**** SUPPLIED INFORMATION ****

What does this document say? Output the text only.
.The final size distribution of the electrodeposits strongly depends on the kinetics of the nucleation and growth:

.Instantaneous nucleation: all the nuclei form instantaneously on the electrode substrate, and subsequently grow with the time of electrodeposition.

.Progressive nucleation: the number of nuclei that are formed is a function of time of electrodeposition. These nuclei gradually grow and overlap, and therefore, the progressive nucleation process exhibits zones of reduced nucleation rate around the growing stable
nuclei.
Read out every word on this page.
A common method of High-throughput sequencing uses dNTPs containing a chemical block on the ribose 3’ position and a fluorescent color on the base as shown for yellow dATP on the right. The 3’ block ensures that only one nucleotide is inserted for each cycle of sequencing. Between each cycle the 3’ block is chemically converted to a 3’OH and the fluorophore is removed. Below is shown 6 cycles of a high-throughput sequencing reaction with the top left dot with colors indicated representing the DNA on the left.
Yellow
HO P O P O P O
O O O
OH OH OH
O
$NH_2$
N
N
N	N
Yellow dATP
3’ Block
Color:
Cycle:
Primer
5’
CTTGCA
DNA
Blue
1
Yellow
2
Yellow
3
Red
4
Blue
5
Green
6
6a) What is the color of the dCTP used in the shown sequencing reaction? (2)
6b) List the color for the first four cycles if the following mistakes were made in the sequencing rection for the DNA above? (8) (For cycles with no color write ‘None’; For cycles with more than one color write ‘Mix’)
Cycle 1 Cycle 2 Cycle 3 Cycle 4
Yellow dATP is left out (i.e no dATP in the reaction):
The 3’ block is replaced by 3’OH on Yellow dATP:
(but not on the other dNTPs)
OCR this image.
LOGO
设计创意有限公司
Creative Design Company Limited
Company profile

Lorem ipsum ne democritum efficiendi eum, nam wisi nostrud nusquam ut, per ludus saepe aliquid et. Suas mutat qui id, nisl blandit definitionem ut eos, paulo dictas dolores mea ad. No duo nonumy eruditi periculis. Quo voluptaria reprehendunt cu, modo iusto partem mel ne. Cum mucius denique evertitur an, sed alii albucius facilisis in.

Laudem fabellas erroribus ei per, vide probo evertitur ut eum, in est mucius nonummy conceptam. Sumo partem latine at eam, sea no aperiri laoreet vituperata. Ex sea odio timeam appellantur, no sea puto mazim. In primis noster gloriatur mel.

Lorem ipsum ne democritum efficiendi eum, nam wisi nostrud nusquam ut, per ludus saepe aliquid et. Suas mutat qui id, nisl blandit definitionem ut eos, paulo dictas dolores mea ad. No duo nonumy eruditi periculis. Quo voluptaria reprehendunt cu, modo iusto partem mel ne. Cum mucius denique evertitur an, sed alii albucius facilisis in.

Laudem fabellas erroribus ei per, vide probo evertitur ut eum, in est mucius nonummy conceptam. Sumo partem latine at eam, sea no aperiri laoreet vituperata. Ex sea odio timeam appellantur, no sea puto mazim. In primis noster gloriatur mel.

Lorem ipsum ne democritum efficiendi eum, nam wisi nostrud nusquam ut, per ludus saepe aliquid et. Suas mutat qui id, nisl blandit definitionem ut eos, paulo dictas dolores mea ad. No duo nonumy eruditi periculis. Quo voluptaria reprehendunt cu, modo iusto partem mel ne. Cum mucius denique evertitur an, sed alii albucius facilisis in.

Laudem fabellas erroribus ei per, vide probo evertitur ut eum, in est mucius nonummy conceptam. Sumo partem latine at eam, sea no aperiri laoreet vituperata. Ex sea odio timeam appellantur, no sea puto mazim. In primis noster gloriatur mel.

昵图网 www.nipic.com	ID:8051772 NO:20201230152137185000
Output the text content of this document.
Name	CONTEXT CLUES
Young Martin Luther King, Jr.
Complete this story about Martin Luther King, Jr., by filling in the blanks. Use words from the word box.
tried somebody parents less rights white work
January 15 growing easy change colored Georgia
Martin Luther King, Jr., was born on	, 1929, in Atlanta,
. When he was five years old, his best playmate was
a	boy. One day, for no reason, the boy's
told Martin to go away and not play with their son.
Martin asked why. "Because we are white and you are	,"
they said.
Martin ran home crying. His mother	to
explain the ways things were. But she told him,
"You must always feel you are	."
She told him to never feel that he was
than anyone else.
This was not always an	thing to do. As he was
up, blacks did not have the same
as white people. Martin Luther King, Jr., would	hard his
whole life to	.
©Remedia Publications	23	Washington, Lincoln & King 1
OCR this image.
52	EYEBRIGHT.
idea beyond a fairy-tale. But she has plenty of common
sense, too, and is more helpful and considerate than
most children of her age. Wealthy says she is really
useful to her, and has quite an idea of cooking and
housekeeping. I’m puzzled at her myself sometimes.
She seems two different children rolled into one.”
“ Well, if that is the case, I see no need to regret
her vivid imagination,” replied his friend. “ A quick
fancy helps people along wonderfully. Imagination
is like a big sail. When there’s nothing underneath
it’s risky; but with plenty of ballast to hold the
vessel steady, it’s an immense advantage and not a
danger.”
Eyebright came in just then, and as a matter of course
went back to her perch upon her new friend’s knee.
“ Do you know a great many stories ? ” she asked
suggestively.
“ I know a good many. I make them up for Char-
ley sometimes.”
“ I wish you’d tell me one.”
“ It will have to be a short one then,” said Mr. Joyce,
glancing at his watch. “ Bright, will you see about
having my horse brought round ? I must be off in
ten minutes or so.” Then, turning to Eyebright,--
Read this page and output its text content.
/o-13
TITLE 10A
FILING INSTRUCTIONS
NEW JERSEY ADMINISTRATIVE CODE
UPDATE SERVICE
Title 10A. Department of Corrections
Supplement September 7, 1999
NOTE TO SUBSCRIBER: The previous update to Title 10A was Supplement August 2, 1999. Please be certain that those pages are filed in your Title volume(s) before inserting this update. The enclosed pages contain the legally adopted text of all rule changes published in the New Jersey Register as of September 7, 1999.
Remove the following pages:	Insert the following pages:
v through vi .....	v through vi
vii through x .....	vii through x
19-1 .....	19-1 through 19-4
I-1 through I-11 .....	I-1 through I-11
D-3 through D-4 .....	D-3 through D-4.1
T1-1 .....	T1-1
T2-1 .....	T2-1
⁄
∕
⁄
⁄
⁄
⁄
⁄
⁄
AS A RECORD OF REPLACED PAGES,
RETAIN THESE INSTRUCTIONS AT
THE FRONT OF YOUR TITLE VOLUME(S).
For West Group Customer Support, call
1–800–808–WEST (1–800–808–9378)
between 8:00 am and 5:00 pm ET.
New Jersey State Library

****

Find every line in the records that contains the word "more"; copy those lines.

_WRITTEN REPLY_
6b) List the color for the first four cycles if the following mistakes were made in the sequencing rection for the DNA above? (8) (For cycles with no color write ‘None’; For cycles with more than one color write ‘Mix’)
sense, too, and is more helpful and considerate than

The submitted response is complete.